Dataset entries =>
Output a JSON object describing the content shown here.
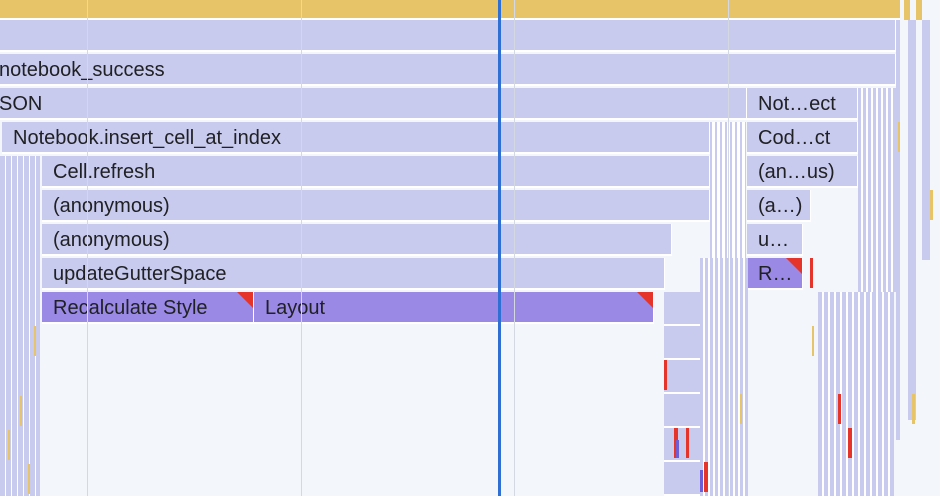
{
  "flame_chart": {
    "labels": {
      "notebook_success": "notebook_success",
      "json": "SON",
      "insert_cell": "Notebook.insert_cell_at_index",
      "cell_refresh": "Cell.refresh",
      "anonymous_1": "(anonymous)",
      "anonymous_2": "(anonymous)",
      "update_gutter": "updateGutterSpace",
      "recalc_style": "Recalculate Style",
      "layout": "Layout",
      "not_ect": "Not…ect",
      "cod_ct": "Cod…ct",
      "an_us": "(an…us)",
      "a_paren": "(a…)",
      "u_dots": "u…",
      "r_dots": "R…"
    },
    "colors": {
      "background": "#f3f6fb",
      "top_bar": "#e8c469",
      "frame": "#c8cbee",
      "highlighted_frame": "#9b89e6",
      "warning_marker": "#e5342a",
      "cursor": "#2f6fd4"
    }
  }
}
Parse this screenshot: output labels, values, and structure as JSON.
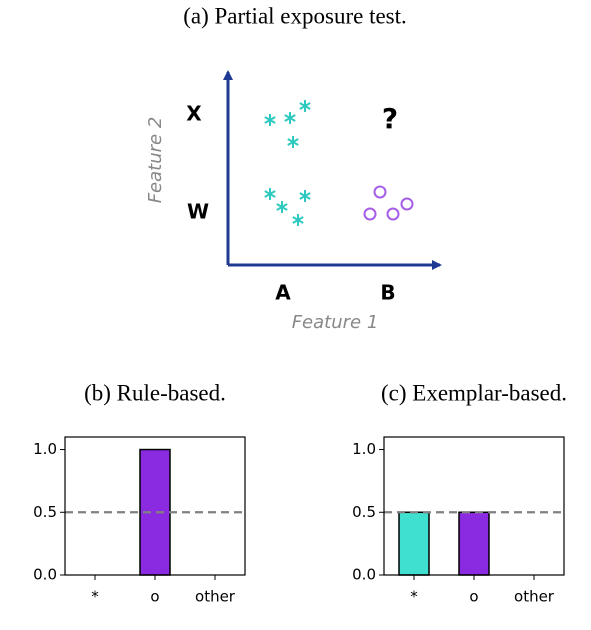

Job =>
Retype each line of the listing above word for word. Exclude the pictures.

Response below =>
Output a JSON object describing the content shown here.
{
  "flame_chart": {
    "labels": {
      "notebook_success": "notebook_success",
      "json": "SON",
      "insert_cell": "Notebook.insert_cell_at_index",
      "cell_refresh": "Cell.refresh",
      "anonymous_1": "(anonymous)",
      "anonymous_2": "(anonymous)",
      "update_gutter": "updateGutterSpace",
      "recalc_style": "Recalculate Style",
      "layout": "Layout",
      "not_ect": "Not…ect",
      "cod_ct": "Cod…ct",
      "an_us": "(an…us)",
      "a_paren": "(a…)",
      "u_dots": "u…",
      "r_dots": "R…"
    },
    "colors": {
      "background": "#f3f6fb",
      "top_bar": "#e8c469",
      "frame": "#c8cbee",
      "highlighted_frame": "#9b89e6",
      "warning_marker": "#e5342a",
      "cursor": "#2f6fd4"
    }
  }
}
Parse this screenshot: output labels, values, and structure as JSON.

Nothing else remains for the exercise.